**Enunciado del ejercicio**
¿Puedes transcribir al pie de la letra todas las entradas que siguen, sin alterar nada?

··· Información extraída ···

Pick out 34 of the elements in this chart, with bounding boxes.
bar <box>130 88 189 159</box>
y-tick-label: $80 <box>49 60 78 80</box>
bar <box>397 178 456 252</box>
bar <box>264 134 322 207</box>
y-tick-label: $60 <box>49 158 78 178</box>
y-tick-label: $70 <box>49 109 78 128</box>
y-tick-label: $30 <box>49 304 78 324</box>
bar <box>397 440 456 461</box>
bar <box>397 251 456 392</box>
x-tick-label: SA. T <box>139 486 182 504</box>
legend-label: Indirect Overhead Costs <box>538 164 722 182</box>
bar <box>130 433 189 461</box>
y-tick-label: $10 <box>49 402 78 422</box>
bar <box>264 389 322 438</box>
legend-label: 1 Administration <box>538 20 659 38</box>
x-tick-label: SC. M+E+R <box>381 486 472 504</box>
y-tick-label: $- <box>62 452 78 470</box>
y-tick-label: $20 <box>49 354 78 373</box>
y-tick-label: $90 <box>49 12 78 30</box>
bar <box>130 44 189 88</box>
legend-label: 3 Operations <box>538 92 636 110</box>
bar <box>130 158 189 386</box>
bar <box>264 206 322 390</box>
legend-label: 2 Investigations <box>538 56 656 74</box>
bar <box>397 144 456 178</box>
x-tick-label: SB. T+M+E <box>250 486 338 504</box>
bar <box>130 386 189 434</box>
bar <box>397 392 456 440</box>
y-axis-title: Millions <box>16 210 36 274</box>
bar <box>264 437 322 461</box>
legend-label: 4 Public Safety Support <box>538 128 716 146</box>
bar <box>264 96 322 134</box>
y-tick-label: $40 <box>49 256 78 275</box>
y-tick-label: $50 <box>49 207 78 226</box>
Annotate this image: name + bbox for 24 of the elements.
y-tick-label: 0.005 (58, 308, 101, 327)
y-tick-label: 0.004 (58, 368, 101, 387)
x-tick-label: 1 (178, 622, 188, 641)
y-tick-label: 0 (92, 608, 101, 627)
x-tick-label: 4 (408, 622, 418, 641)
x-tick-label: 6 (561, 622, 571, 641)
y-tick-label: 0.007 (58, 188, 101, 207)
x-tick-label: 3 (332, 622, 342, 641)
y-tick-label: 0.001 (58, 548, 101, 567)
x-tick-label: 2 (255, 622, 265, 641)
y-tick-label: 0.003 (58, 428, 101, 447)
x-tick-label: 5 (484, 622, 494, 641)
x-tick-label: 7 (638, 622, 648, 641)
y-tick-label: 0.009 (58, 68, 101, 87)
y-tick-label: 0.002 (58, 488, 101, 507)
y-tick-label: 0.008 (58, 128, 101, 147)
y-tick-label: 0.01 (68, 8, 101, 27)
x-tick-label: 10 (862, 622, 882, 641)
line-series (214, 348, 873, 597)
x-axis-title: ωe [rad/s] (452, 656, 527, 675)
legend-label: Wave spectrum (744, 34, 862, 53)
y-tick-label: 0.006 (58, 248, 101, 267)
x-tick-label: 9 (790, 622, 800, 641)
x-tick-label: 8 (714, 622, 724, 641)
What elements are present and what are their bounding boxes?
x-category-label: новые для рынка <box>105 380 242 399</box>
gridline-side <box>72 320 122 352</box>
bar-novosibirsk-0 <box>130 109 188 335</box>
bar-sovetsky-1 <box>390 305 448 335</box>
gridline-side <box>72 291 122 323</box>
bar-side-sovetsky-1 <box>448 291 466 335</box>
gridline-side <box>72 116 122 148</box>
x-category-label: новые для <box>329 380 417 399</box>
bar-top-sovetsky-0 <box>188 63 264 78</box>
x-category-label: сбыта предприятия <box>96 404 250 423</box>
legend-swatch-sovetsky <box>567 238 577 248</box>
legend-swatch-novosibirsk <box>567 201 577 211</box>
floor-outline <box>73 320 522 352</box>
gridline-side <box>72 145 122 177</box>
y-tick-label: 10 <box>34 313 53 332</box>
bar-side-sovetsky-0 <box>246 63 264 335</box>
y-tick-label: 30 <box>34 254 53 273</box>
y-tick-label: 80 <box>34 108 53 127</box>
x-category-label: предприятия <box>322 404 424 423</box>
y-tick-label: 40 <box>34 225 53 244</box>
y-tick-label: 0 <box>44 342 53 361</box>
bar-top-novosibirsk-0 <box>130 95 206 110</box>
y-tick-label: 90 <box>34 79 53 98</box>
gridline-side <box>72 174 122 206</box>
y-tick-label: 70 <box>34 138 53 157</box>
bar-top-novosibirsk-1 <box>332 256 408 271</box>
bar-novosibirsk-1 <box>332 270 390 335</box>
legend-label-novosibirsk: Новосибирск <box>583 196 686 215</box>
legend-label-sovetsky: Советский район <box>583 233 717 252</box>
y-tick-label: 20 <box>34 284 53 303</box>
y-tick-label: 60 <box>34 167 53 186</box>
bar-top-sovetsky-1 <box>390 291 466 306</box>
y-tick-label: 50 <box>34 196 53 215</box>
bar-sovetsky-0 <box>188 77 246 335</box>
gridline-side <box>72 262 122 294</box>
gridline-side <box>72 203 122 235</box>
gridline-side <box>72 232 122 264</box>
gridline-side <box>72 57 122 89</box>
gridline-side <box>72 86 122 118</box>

···

**Respuesta esperada**
Pick out 34 of the elements in this chart, with bounding boxes.
bar <box>130 88 189 159</box>
y-tick-label: $80 <box>49 60 78 80</box>
bar <box>397 178 456 252</box>
bar <box>264 134 322 207</box>
y-tick-label: $60 <box>49 158 78 178</box>
y-tick-label: $70 <box>49 109 78 128</box>
y-tick-label: $30 <box>49 304 78 324</box>
bar <box>397 440 456 461</box>
bar <box>397 251 456 392</box>
x-tick-label: SA. T <box>139 486 182 504</box>
legend-label: Indirect Overhead Costs <box>538 164 722 182</box>
bar <box>130 433 189 461</box>
y-tick-label: $10 <box>49 402 78 422</box>
bar <box>264 389 322 438</box>
legend-label: 1 Administration <box>538 20 659 38</box>
x-tick-label: SC. M+E+R <box>381 486 472 504</box>
y-tick-label: $- <box>62 452 78 470</box>
y-tick-label: $20 <box>49 354 78 373</box>
y-tick-label: $90 <box>49 12 78 30</box>
bar <box>130 44 189 88</box>
legend-label: 3 Operations <box>538 92 636 110</box>
bar <box>130 158 189 386</box>
bar <box>264 206 322 390</box>
legend-label: 2 Investigations <box>538 56 656 74</box>
bar <box>397 144 456 178</box>
x-tick-label: SB. T+M+E <box>250 486 338 504</box>
bar <box>130 386 189 434</box>
bar <box>397 392 456 440</box>
y-axis-title: Millions <box>16 210 36 274</box>
bar <box>264 437 322 461</box>
legend-label: 4 Public Safety Support <box>538 128 716 146</box>
bar <box>264 96 322 134</box>
y-tick-label: $40 <box>49 256 78 275</box>
y-tick-label: $50 <box>49 207 78 226</box>
Annotate this image: name + bbox for 24 of the elements.
y-tick-label: 0.005 (58, 308, 101, 327)
y-tick-label: 0.004 (58, 368, 101, 387)
x-tick-label: 1 (178, 622, 188, 641)
y-tick-label: 0 (92, 608, 101, 627)
x-tick-label: 4 (408, 622, 418, 641)
x-tick-label: 6 (561, 622, 571, 641)
y-tick-label: 0.007 (58, 188, 101, 207)
x-tick-label: 3 (332, 622, 342, 641)
y-tick-label: 0.001 (58, 548, 101, 567)
x-tick-label: 2 (255, 622, 265, 641)
y-tick-label: 0.003 (58, 428, 101, 447)
x-tick-label: 5 (484, 622, 494, 641)
x-tick-label: 7 (638, 622, 648, 641)
y-tick-label: 0.009 (58, 68, 101, 87)
y-tick-label: 0.002 (58, 488, 101, 507)
y-tick-label: 0.008 (58, 128, 101, 147)
y-tick-label: 0.01 (68, 8, 101, 27)
x-tick-label: 10 (862, 622, 882, 641)
line-series (214, 348, 873, 597)
x-axis-title: ωe [rad/s] (452, 656, 527, 675)
legend-label: Wave spectrum (744, 34, 862, 53)
y-tick-label: 0.006 (58, 248, 101, 267)
x-tick-label: 9 (790, 622, 800, 641)
x-tick-label: 8 (714, 622, 724, 641)
What elements are present and what are their bounding boxes?
x-category-label: новые для рынка <box>105 380 242 399</box>
gridline-side <box>72 320 122 352</box>
bar-novosibirsk-0 <box>130 109 188 335</box>
bar-sovetsky-1 <box>390 305 448 335</box>
gridline-side <box>72 291 122 323</box>
bar-side-sovetsky-1 <box>448 291 466 335</box>
gridline-side <box>72 116 122 148</box>
x-category-label: новые для <box>329 380 417 399</box>
bar-top-sovetsky-0 <box>188 63 264 78</box>
x-category-label: сбыта предприятия <box>96 404 250 423</box>
legend-swatch-sovetsky <box>567 238 577 248</box>
legend-swatch-novosibirsk <box>567 201 577 211</box>
floor-outline <box>73 320 522 352</box>
gridline-side <box>72 145 122 177</box>
y-tick-label: 10 <box>34 313 53 332</box>
bar-side-sovetsky-0 <box>246 63 264 335</box>
y-tick-label: 30 <box>34 254 53 273</box>
y-tick-label: 80 <box>34 108 53 127</box>
x-category-label: предприятия <box>322 404 424 423</box>
y-tick-label: 40 <box>34 225 53 244</box>
y-tick-label: 0 <box>44 342 53 361</box>
bar-top-novosibirsk-0 <box>130 95 206 110</box>
y-tick-label: 90 <box>34 79 53 98</box>
gridline-side <box>72 174 122 206</box>
y-tick-label: 70 <box>34 138 53 157</box>
bar-top-novosibirsk-1 <box>332 256 408 271</box>
bar-novosibirsk-1 <box>332 270 390 335</box>
legend-label-novosibirsk: Новосибирск <box>583 196 686 215</box>
legend-label-sovetsky: Советский район <box>583 233 717 252</box>
y-tick-label: 20 <box>34 284 53 303</box>
y-tick-label: 60 <box>34 167 53 186</box>
bar-top-sovetsky-1 <box>390 291 466 306</box>
y-tick-label: 50 <box>34 196 53 215</box>
bar-sovetsky-0 <box>188 77 246 335</box>
gridline-side <box>72 262 122 294</box>
gridline-side <box>72 203 122 235</box>
gridline-side <box>72 232 122 264</box>
gridline-side <box>72 57 122 89</box>
gridline-side <box>72 86 122 118</box>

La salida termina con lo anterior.